>> start
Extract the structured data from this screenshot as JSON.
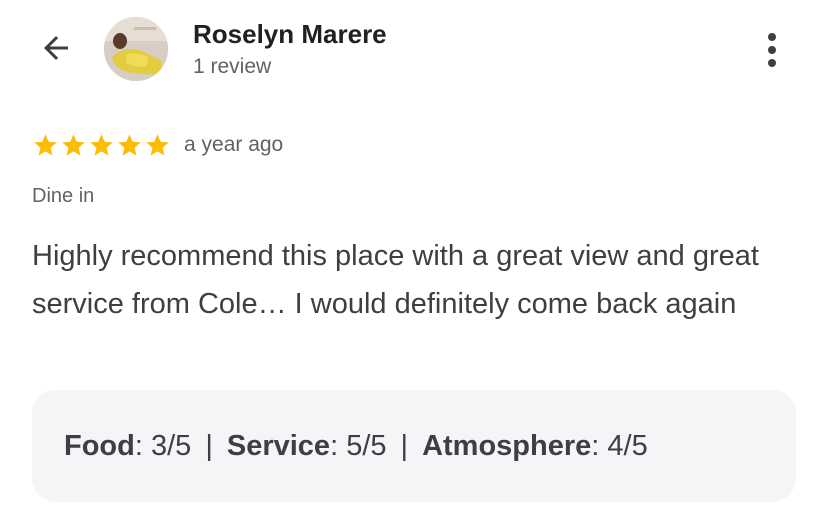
{
  "header": {
    "back_icon": "arrow-back-icon",
    "reviewer_name": "Roselyn Marere",
    "review_count": "1 review",
    "more_icon": "more-vert-icon"
  },
  "review": {
    "rating": 5,
    "rating_max": 5,
    "star_color": "#fbbc04",
    "timestamp": "a year ago",
    "dine_mode": "Dine in",
    "text": "Highly recommend this place with a great view and great service from Cole… I would definitely come back again"
  },
  "sub_ratings": {
    "separator": "|",
    "items": [
      {
        "label": "Food",
        "value": "3/5"
      },
      {
        "label": "Service",
        "value": "5/5"
      },
      {
        "label": "Atmosphere",
        "value": "4/5"
      }
    ]
  }
}
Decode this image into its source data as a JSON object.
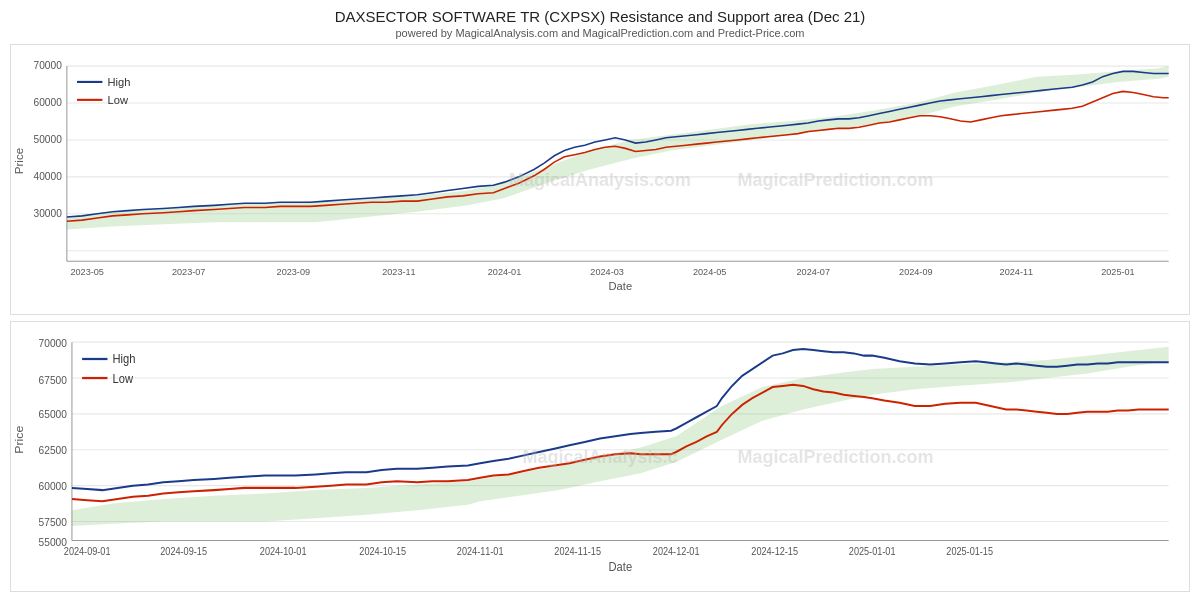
{
  "header": {
    "title": "DAXSECTOR SOFTWARE TR (CXPSX) Resistance and Support area (Dec 21)",
    "subtitle": "powered by MagicalAnalysis.com and MagicalPrediction.com and Predict-Price.com"
  },
  "legend": {
    "high_label": "High",
    "low_label": "Low"
  },
  "chart1": {
    "y_axis_label": "Price",
    "x_axis_label": "Date",
    "y_ticks": [
      "70000",
      "60000",
      "50000",
      "40000",
      "30000"
    ],
    "x_ticks": [
      "2023-05",
      "2023-07",
      "2023-09",
      "2023-11",
      "2024-01",
      "2024-03",
      "2024-05",
      "2024-07",
      "2024-09",
      "2024-11",
      "2025-01"
    ],
    "watermark1": "MagicalAnalysis.com",
    "watermark2": "MagicalPrediction.com"
  },
  "chart2": {
    "y_axis_label": "Price",
    "x_axis_label": "Date",
    "y_ticks": [
      "70000",
      "65000",
      "60000",
      "55000"
    ],
    "x_ticks": [
      "2024-09-01",
      "2024-09-15",
      "2024-10-01",
      "2024-10-15",
      "2024-11-01",
      "2024-11-15",
      "2024-12-01",
      "2024-12-15",
      "2025-01-01",
      "2025-01-15"
    ],
    "watermark1": "MagicalAnalysis.c",
    "watermark2": "MagicalPrediction.com"
  },
  "colors": {
    "high_line": "#1a3a8a",
    "low_line": "#cc2200",
    "band_fill": "rgba(100,180,80,0.25)",
    "band_stroke": "rgba(100,180,80,0.5)",
    "grid": "#e8e8e8",
    "axis": "#555"
  }
}
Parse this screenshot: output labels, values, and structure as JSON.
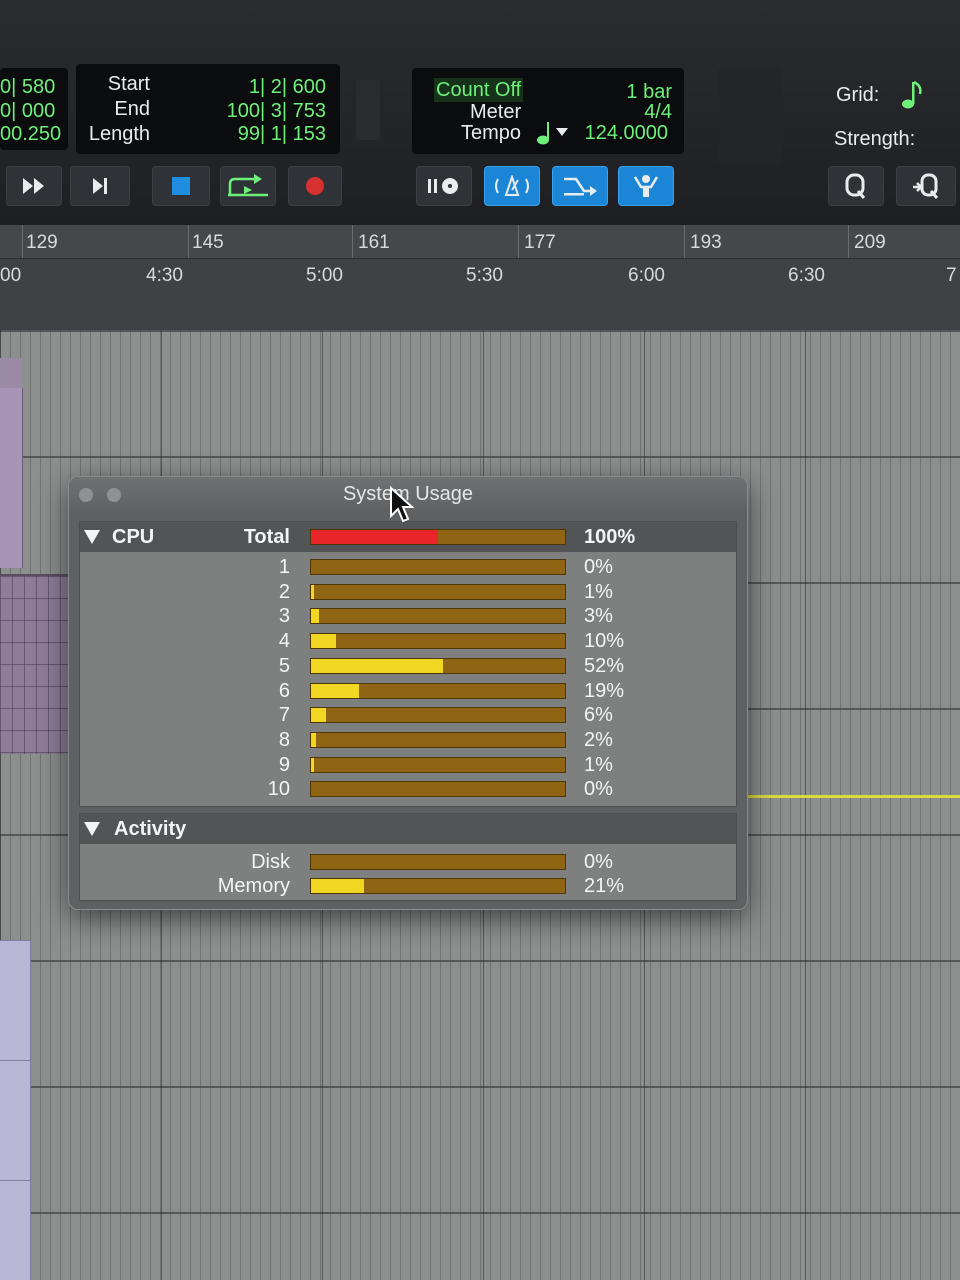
{
  "transport": {
    "counter_left": [
      "0| 580",
      "0| 000",
      "00.250"
    ],
    "range_labels": [
      "Start",
      "End",
      "Length"
    ],
    "range_values": [
      "1| 2| 600",
      "100| 3| 753",
      "99| 1| 153"
    ],
    "count_off": "Count Off",
    "meter_label": "Meter",
    "tempo_label": "Tempo",
    "count_off_value": "1 bar",
    "meter_value": "4/4",
    "tempo_value": "124.0000",
    "grid_label": "Grid:",
    "strength_label": "Strength:"
  },
  "ruler": {
    "bars": [
      "129",
      "145",
      "161",
      "177",
      "193",
      "209"
    ],
    "minutes": [
      "00",
      "4:30",
      "5:00",
      "5:30",
      "6:00",
      "6:30",
      "7"
    ]
  },
  "system_usage": {
    "title": "System Usage",
    "cpu": {
      "header": "CPU",
      "total_label": "Total",
      "total_percent": 100,
      "total_percent_label": "100%",
      "cores": [
        {
          "label": "1",
          "percent": 0,
          "percent_label": "0%"
        },
        {
          "label": "2",
          "percent": 1,
          "percent_label": "1%"
        },
        {
          "label": "3",
          "percent": 3,
          "percent_label": "3%"
        },
        {
          "label": "4",
          "percent": 10,
          "percent_label": "10%"
        },
        {
          "label": "5",
          "percent": 52,
          "percent_label": "52%"
        },
        {
          "label": "6",
          "percent": 19,
          "percent_label": "19%"
        },
        {
          "label": "7",
          "percent": 6,
          "percent_label": "6%"
        },
        {
          "label": "8",
          "percent": 2,
          "percent_label": "2%"
        },
        {
          "label": "9",
          "percent": 1,
          "percent_label": "1%"
        },
        {
          "label": "10",
          "percent": 0,
          "percent_label": "0%"
        }
      ]
    },
    "activity": {
      "header": "Activity",
      "items": [
        {
          "label": "Disk",
          "percent": 0,
          "percent_label": "0%"
        },
        {
          "label": "Memory",
          "percent": 21,
          "percent_label": "21%"
        }
      ]
    }
  },
  "colors": {
    "counter_green": "#6ff07a",
    "meter_track": "#8f6412",
    "meter_fill": "#f1d722",
    "meter_total_fill": "#e8262a",
    "button_blue": "#1b86d6"
  }
}
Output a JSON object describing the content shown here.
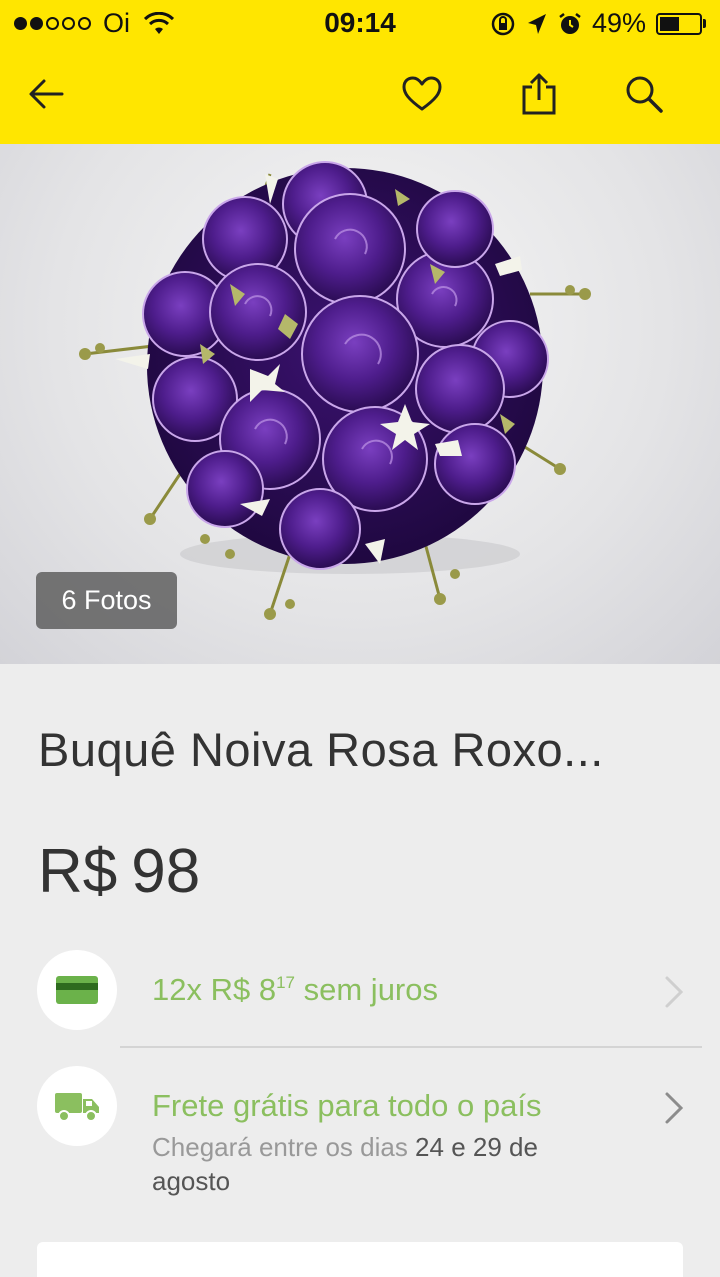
{
  "status_bar": {
    "carrier": "Oi",
    "time": "09:14",
    "battery": "49%",
    "battery_level": 0.49
  },
  "nav": {
    "back_icon": "arrow-left-icon",
    "favorite_icon": "heart-icon",
    "share_icon": "share-icon",
    "search_icon": "search-icon"
  },
  "gallery": {
    "photo_count": "6 Fotos"
  },
  "product": {
    "title": "Buquê Noiva Rosa Roxo...",
    "currency": "R$",
    "price": "98"
  },
  "installments": {
    "prefix": "12x R$ ",
    "amount": "8",
    "cents": "17",
    "suffix": " sem juros"
  },
  "shipping": {
    "title": "Frete grátis para todo o país",
    "eta_prefix": "Chegará entre os dias ",
    "day_from": "24",
    "eta_and": " e ",
    "day_to": "29",
    "eta_de": " de",
    "month": "agosto"
  },
  "colors": {
    "brand_yellow": "#ffe600",
    "accent_green": "#8bbf5f",
    "flower_purple": "#4a1a80"
  }
}
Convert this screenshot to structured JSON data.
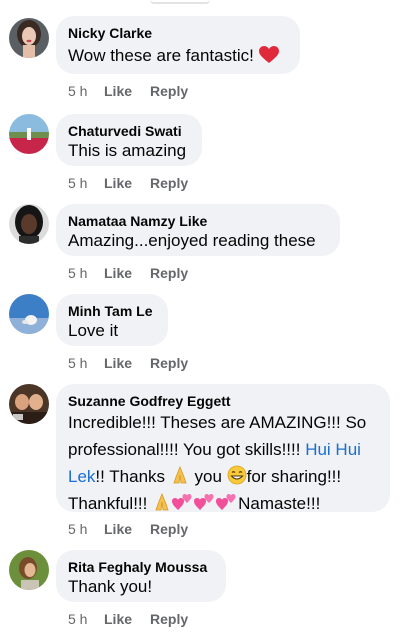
{
  "comments": [
    {
      "author": "Nicky Clarke",
      "text": "Wow these are fantastic! ",
      "emoji": "red-heart",
      "time": "5 h",
      "like": "Like",
      "reply": "Reply"
    },
    {
      "author": "Chaturvedi Swati",
      "text": "This is amazing",
      "time": "5 h",
      "like": "Like",
      "reply": "Reply"
    },
    {
      "author": "Namataa Namzy Like",
      "text": "Amazing...enjoyed reading these",
      "time": "5 h",
      "like": "Like",
      "reply": "Reply"
    },
    {
      "author": "Minh Tam Le",
      "text": "Love it",
      "time": "5 h",
      "like": "Like",
      "reply": "Reply"
    },
    {
      "author": "Suzanne Godfrey Eggett",
      "text_part1": "Incredible!!! Theses are AMAZING!!! So professional!!!! You got skills!!!! ",
      "mention": "Hui Hui Lek",
      "text_part2": "!! Thanks ",
      "text_part3": " you ",
      "text_part4": "for sharing!!!",
      "text_part5": "Thankful!!! ",
      "text_part6": "Namaste!!!",
      "time": "5 h",
      "like": "Like",
      "reply": "Reply"
    },
    {
      "author": "Rita Feghaly Moussa",
      "text": "Thank you!",
      "time": "5 h",
      "like": "Like",
      "reply": "Reply"
    }
  ],
  "colors": {
    "bubble": "#f0f2f5",
    "mention": "#1a6fd1",
    "meta": "#65676b",
    "heart": "#e0293b",
    "sparkling_heart": "#f14f9a"
  },
  "icons": [
    "red-heart-icon",
    "folded-hands-icon",
    "grinning-face-icon",
    "two-hearts-icon"
  ]
}
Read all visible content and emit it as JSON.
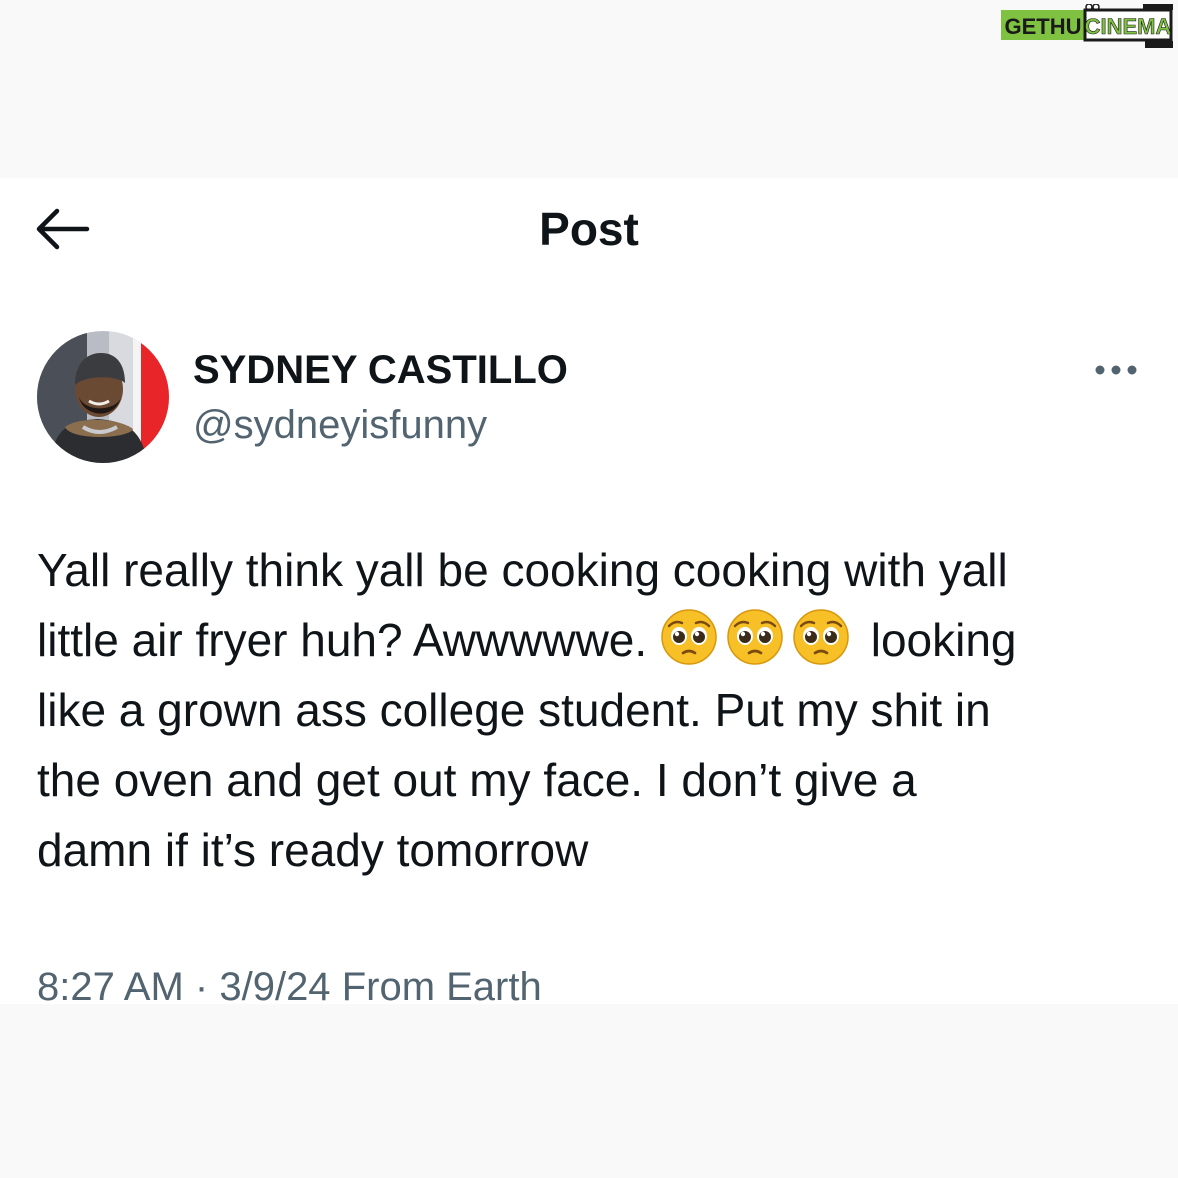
{
  "watermark": {
    "left": "GETHU",
    "right": "CINEMA"
  },
  "header": {
    "title": "Post",
    "back_icon": "arrow-left-icon"
  },
  "author": {
    "display_name": "SYDNEY CASTILLO",
    "handle": "@sydneyisfunny",
    "avatar": "profile-photo"
  },
  "tweet": {
    "line1": "Yall really think yall be cooking cooking with yall",
    "line2_start": "little air fryer huh? Awwwwwe.",
    "emojis": [
      "pleading-face-icon",
      "pleading-face-icon",
      "pleading-face-icon"
    ],
    "line2_end": "looking",
    "line3": "like a grown ass college student. Put my shit in",
    "line4": "the oven and get out my face. I don’t give a",
    "line5": "damn if it’s ready tomorrow"
  },
  "meta": {
    "time": "8:27 AM",
    "separator": "·",
    "date": "3/9/24",
    "source": "From Earth"
  },
  "colors": {
    "text": "#0f1419",
    "secondary": "#536471",
    "page_bg": "#f9f9f9",
    "card_bg": "#ffffff",
    "watermark_green": "#7fc242"
  }
}
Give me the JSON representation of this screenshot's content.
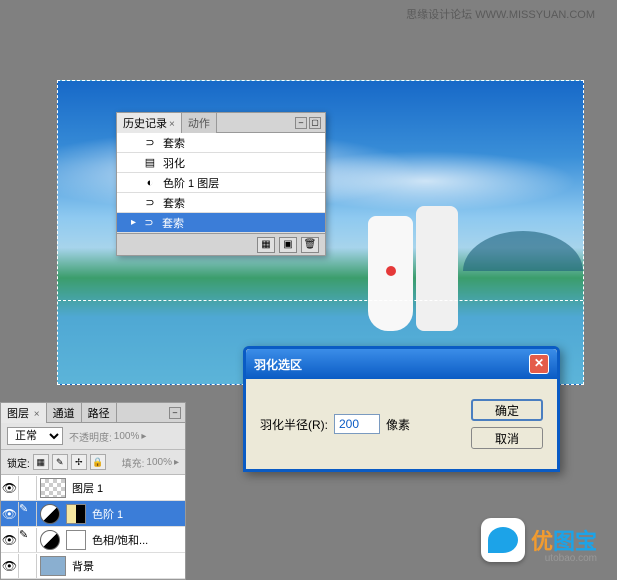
>> end
• [EXERCISE OBJECTIVE] Repeat only the lines from the one with "Read all visible content and emit it as JSON." through the end of the data, both included and exactly as written. Pictures stay out of the copy.

• [WORKED SOLUTION]
Read all visible content and emit it as JSON.
{
  "watermark": {
    "left": "GETHU",
    "right": "CINEMA"
  },
  "header": {
    "title": "Post",
    "back_icon": "arrow-left-icon"
  },
  "author": {
    "display_name": "SYDNEY CASTILLO",
    "handle": "@sydneyisfunny",
    "avatar": "profile-photo"
  },
  "tweet": {
    "line1": "Yall really think yall be cooking cooking with yall",
    "line2_start": "little air fryer huh? Awwwwwe.",
    "emojis": [
      "pleading-face-icon",
      "pleading-face-icon",
      "pleading-face-icon"
    ],
    "line2_end": "looking",
    "line3": "like a grown ass college student. Put my shit in",
    "line4": "the oven and get out my face. I don’t give a",
    "line5": "damn if it’s ready tomorrow"
  },
  "meta": {
    "time": "8:27 AM",
    "separator": "·",
    "date": "3/9/24",
    "source": "From Earth"
  },
  "colors": {
    "text": "#0f1419",
    "secondary": "#536471",
    "page_bg": "#f9f9f9",
    "card_bg": "#ffffff",
    "watermark_green": "#7fc242"
  }
}
Give me the JSON representation of this screenshot's content.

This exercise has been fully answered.